Print all entries precisely as they are written.

--- Start Data to process ---

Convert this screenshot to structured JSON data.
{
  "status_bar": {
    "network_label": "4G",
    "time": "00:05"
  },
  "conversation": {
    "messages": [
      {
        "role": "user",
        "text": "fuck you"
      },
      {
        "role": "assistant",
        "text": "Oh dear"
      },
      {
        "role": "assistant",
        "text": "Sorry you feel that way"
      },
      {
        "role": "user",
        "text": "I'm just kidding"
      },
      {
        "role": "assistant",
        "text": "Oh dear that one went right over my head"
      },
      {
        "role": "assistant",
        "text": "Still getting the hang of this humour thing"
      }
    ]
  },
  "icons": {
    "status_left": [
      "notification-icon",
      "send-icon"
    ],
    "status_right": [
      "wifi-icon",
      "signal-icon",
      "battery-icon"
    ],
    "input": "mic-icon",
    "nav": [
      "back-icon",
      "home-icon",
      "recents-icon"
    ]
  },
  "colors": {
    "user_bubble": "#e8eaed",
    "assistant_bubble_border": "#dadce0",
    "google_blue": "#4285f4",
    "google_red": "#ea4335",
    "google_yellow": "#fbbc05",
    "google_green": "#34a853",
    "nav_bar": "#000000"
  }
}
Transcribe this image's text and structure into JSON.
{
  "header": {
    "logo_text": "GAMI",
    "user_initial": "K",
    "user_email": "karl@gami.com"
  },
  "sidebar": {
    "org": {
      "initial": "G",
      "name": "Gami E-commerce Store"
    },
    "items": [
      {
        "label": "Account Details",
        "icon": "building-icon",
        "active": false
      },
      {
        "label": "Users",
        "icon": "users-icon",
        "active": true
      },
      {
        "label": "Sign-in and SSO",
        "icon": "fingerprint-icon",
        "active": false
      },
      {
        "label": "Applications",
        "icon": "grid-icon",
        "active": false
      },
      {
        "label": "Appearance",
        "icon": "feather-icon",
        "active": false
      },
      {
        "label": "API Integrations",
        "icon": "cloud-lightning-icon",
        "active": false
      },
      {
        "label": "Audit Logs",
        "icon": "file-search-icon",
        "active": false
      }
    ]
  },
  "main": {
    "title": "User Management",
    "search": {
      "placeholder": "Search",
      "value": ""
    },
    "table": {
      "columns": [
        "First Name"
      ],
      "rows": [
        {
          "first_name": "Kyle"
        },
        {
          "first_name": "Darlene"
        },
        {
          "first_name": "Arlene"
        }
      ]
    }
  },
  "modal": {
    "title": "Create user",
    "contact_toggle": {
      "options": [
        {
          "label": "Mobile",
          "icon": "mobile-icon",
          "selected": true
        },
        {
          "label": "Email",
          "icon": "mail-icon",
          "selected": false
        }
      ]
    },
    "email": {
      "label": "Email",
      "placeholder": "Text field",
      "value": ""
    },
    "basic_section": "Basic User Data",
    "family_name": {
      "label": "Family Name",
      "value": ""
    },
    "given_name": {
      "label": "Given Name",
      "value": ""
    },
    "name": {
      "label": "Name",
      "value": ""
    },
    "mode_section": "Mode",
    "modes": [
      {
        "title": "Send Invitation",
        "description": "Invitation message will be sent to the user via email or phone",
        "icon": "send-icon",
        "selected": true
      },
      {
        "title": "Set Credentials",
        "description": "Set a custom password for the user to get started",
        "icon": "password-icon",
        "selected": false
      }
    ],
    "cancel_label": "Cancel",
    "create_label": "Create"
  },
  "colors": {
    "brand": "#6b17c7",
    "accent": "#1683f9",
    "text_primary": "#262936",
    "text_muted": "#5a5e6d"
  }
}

--- End Data to process ---

> [Full solution]:
Convert this screenshot to structured JSON data.
{
  "status_bar": {
    "network_label": "4G",
    "time": "00:05"
  },
  "conversation": {
    "messages": [
      {
        "role": "user",
        "text": "fuck you"
      },
      {
        "role": "assistant",
        "text": "Oh dear"
      },
      {
        "role": "assistant",
        "text": "Sorry you feel that way"
      },
      {
        "role": "user",
        "text": "I'm just kidding"
      },
      {
        "role": "assistant",
        "text": "Oh dear that one went right over my head"
      },
      {
        "role": "assistant",
        "text": "Still getting the hang of this humour thing"
      }
    ]
  },
  "icons": {
    "status_left": [
      "notification-icon",
      "send-icon"
    ],
    "status_right": [
      "wifi-icon",
      "signal-icon",
      "battery-icon"
    ],
    "input": "mic-icon",
    "nav": [
      "back-icon",
      "home-icon",
      "recents-icon"
    ]
  },
  "colors": {
    "user_bubble": "#e8eaed",
    "assistant_bubble_border": "#dadce0",
    "google_blue": "#4285f4",
    "google_red": "#ea4335",
    "google_yellow": "#fbbc05",
    "google_green": "#34a853",
    "nav_bar": "#000000"
  }
}
Transcribe this image's text and structure into JSON.
{
  "header": {
    "logo_text": "GAMI",
    "user_initial": "K",
    "user_email": "karl@gami.com"
  },
  "sidebar": {
    "org": {
      "initial": "G",
      "name": "Gami E-commerce Store"
    },
    "items": [
      {
        "label": "Account Details",
        "icon": "building-icon",
        "active": false
      },
      {
        "label": "Users",
        "icon": "users-icon",
        "active": true
      },
      {
        "label": "Sign-in and SSO",
        "icon": "fingerprint-icon",
        "active": false
      },
      {
        "label": "Applications",
        "icon": "grid-icon",
        "active": false
      },
      {
        "label": "Appearance",
        "icon": "feather-icon",
        "active": false
      },
      {
        "label": "API Integrations",
        "icon": "cloud-lightning-icon",
        "active": false
      },
      {
        "label": "Audit Logs",
        "icon": "file-search-icon",
        "active": false
      }
    ]
  },
  "main": {
    "title": "User Management",
    "search": {
      "placeholder": "Search",
      "value": ""
    },
    "table": {
      "columns": [
        "First Name"
      ],
      "rows": [
        {
          "first_name": "Kyle"
        },
        {
          "first_name": "Darlene"
        },
        {
          "first_name": "Arlene"
        }
      ]
    }
  },
  "modal": {
    "title": "Create user",
    "contact_toggle": {
      "options": [
        {
          "label": "Mobile",
          "icon": "mobile-icon",
          "selected": true
        },
        {
          "label": "Email",
          "icon": "mail-icon",
          "selected": false
        }
      ]
    },
    "email": {
      "label": "Email",
      "placeholder": "Text field",
      "value": ""
    },
    "basic_section": "Basic User Data",
    "family_name": {
      "label": "Family Name",
      "value": ""
    },
    "given_name": {
      "label": "Given Name",
      "value": ""
    },
    "name": {
      "label": "Name",
      "value": ""
    },
    "mode_section": "Mode",
    "modes": [
      {
        "title": "Send Invitation",
        "description": "Invitation message will be sent to the user via email or phone",
        "icon": "send-icon",
        "selected": true
      },
      {
        "title": "Set Credentials",
        "description": "Set a custom password for the user to get started",
        "icon": "password-icon",
        "selected": false
      }
    ],
    "cancel_label": "Cancel",
    "create_label": "Create"
  },
  "colors": {
    "brand": "#6b17c7",
    "accent": "#1683f9",
    "text_primary": "#262936",
    "text_muted": "#5a5e6d"
  }
}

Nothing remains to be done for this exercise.